Pictures don't belong in the copy; print all the records exactly.
● ● ●
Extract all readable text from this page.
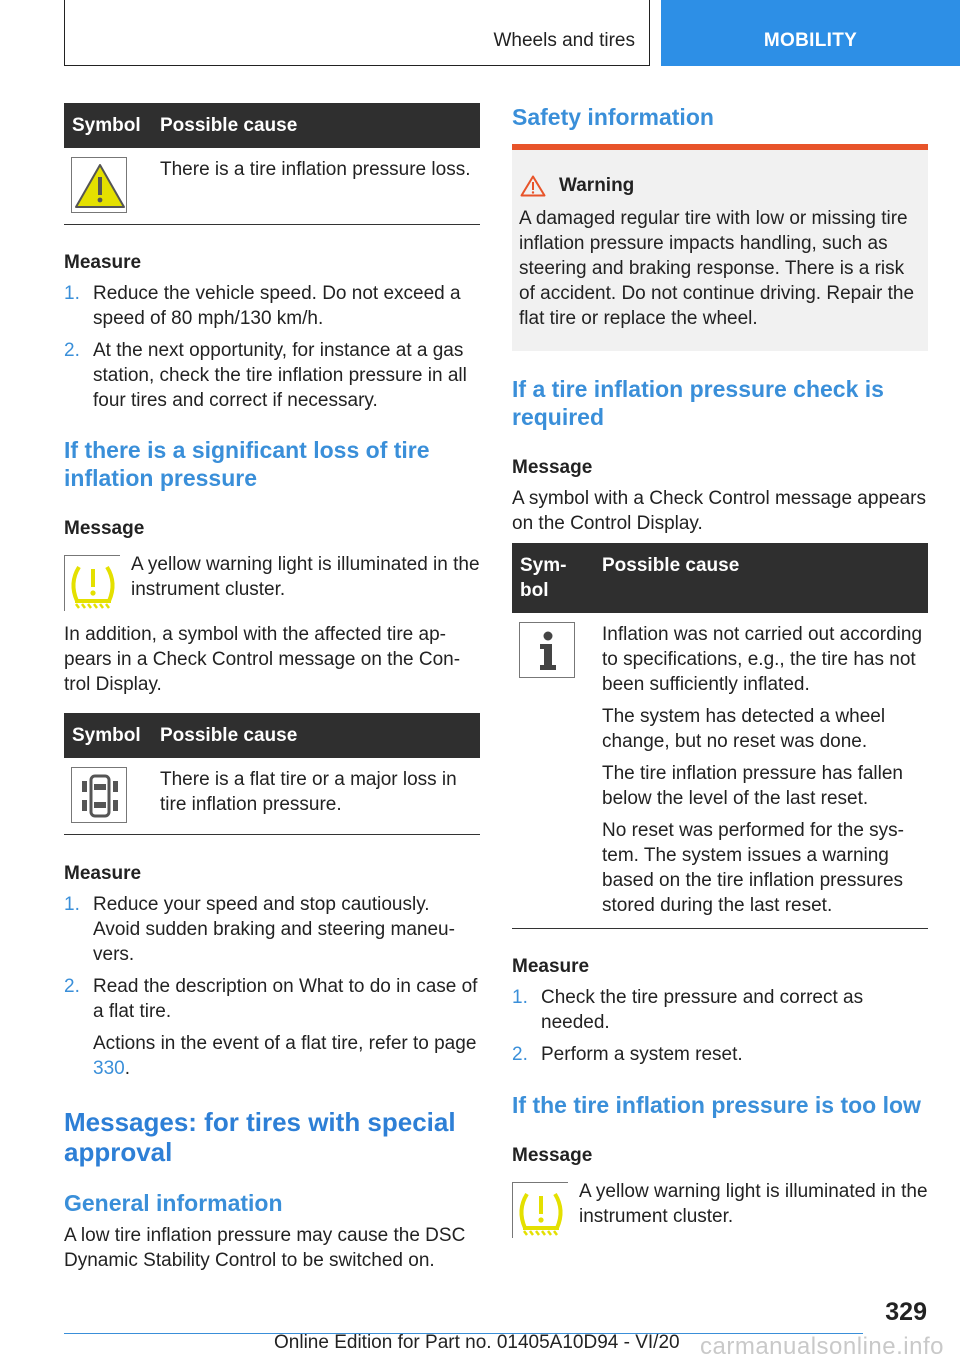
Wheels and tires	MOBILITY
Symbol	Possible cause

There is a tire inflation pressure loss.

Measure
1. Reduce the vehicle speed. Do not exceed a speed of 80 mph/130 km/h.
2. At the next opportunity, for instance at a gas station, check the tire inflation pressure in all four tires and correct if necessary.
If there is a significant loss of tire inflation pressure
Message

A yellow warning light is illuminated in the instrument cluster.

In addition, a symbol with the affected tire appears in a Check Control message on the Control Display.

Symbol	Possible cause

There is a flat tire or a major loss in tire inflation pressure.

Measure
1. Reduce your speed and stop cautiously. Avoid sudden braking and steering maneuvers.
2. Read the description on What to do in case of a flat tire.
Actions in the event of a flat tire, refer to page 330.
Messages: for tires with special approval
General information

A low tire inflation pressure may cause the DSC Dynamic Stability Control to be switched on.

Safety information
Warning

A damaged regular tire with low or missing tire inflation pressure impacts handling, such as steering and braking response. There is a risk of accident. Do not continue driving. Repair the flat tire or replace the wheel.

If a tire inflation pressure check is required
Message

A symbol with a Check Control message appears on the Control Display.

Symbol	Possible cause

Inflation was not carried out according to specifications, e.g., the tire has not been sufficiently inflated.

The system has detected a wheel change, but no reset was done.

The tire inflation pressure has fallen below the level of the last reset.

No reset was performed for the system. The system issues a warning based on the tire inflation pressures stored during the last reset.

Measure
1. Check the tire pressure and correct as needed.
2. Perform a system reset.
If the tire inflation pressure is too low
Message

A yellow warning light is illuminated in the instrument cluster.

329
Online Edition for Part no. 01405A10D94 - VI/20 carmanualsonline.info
● ● ●
▸ Finished task
Extract all readable text from this page.
Wheels and tires	MOBILITY
Symbol	Possible cause

There is a tire inflation pressure loss.

Measure
1. Reduce the vehicle speed. Do not exceed a speed of 80 mph/130 km/h.
2. At the next opportunity, for instance at a gas station, check the tire inflation pressure in all four tires and correct if necessary.
If there is a significant loss of tire inflation pressure
Message

A yellow warning light is illuminated in the instrument cluster.

In addition, a symbol with the affected tire appears in a Check Control message on the Control Display.

Symbol	Possible cause

There is a flat tire or a major loss in tire inflation pressure.

Measure
1. Reduce your speed and stop cautiously. Avoid sudden braking and steering maneuvers.
2. Read the description on What to do in case of a flat tire.
Actions in the event of a flat tire, refer to page 330.
Messages: for tires with special approval
General information

A low tire inflation pressure may cause the DSC Dynamic Stability Control to be switched on.

Safety information
Warning

A damaged regular tire with low or missing tire inflation pressure impacts handling, such as steering and braking response. There is a risk of accident. Do not continue driving. Repair the flat tire or replace the wheel.

If a tire inflation pressure check is required
Message

A symbol with a Check Control message appears on the Control Display.

Symbol	Possible cause

Inflation was not carried out according to specifications, e.g., the tire has not been sufficiently inflated.

The system has detected a wheel change, but no reset was done.

The tire inflation pressure has fallen below the level of the last reset.

No reset was performed for the system. The system issues a warning based on the tire inflation pressures stored during the last reset.

Measure
1. Check the tire pressure and correct as needed.
2. Perform a system reset.
If the tire inflation pressure is too low
Message

A yellow warning light is illuminated in the instrument cluster.

329
Online Edition for Part no. 01405A10D94 - VI/20 carmanualsonline.info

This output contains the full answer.